(Figure record extracts)
(begin)
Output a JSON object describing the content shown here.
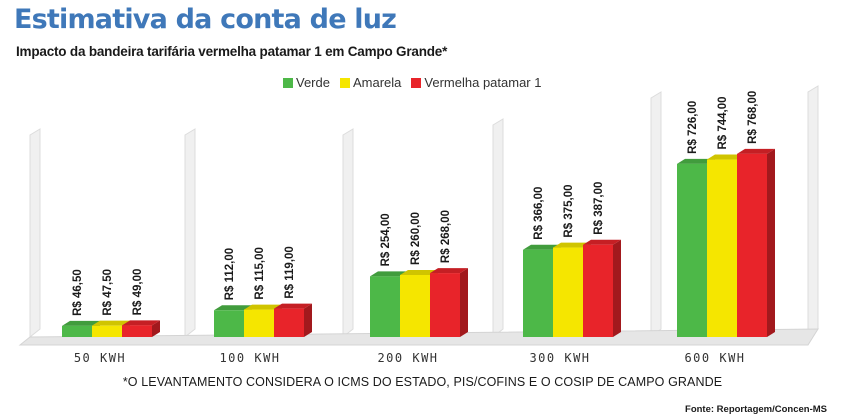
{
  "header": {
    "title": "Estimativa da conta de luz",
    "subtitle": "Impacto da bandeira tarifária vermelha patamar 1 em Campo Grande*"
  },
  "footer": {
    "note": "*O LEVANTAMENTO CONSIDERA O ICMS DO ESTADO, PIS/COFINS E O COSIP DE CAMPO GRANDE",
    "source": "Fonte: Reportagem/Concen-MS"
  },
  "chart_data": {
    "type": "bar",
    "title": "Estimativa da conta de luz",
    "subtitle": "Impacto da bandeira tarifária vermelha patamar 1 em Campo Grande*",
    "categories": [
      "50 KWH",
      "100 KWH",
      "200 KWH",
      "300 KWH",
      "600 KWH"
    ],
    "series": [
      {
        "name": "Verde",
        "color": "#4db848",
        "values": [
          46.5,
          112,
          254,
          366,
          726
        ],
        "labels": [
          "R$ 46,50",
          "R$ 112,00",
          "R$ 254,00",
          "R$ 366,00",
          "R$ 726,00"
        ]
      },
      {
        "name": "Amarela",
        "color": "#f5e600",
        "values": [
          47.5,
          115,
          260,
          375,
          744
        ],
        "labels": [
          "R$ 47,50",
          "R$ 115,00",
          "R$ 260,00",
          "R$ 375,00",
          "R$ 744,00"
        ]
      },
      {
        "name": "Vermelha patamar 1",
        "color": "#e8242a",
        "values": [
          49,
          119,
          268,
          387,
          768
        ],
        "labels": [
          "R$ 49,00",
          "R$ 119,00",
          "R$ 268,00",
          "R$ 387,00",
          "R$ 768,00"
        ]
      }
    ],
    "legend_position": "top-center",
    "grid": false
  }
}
(end)
To be done: Make an exact copy of all the material, but keep the pictures out of it.

Solution for this task:
Output a JSON object describing the content shown here.
{
  "header": {
    "title": "Estimativa da conta de luz",
    "subtitle": "Impacto da bandeira tarifária vermelha patamar 1 em Campo Grande*"
  },
  "footer": {
    "note": "*O LEVANTAMENTO CONSIDERA O ICMS DO ESTADO, PIS/COFINS E O COSIP DE CAMPO GRANDE",
    "source": "Fonte: Reportagem/Concen-MS"
  },
  "chart_data": {
    "type": "bar",
    "title": "Estimativa da conta de luz",
    "subtitle": "Impacto da bandeira tarifária vermelha patamar 1 em Campo Grande*",
    "categories": [
      "50 KWH",
      "100 KWH",
      "200 KWH",
      "300 KWH",
      "600 KWH"
    ],
    "series": [
      {
        "name": "Verde",
        "color": "#4db848",
        "values": [
          46.5,
          112,
          254,
          366,
          726
        ],
        "labels": [
          "R$ 46,50",
          "R$ 112,00",
          "R$ 254,00",
          "R$ 366,00",
          "R$ 726,00"
        ]
      },
      {
        "name": "Amarela",
        "color": "#f5e600",
        "values": [
          47.5,
          115,
          260,
          375,
          744
        ],
        "labels": [
          "R$ 47,50",
          "R$ 115,00",
          "R$ 260,00",
          "R$ 375,00",
          "R$ 744,00"
        ]
      },
      {
        "name": "Vermelha patamar 1",
        "color": "#e8242a",
        "values": [
          49,
          119,
          268,
          387,
          768
        ],
        "labels": [
          "R$ 49,00",
          "R$ 119,00",
          "R$ 268,00",
          "R$ 387,00",
          "R$ 768,00"
        ]
      }
    ],
    "legend_position": "top-center",
    "grid": false
  }
}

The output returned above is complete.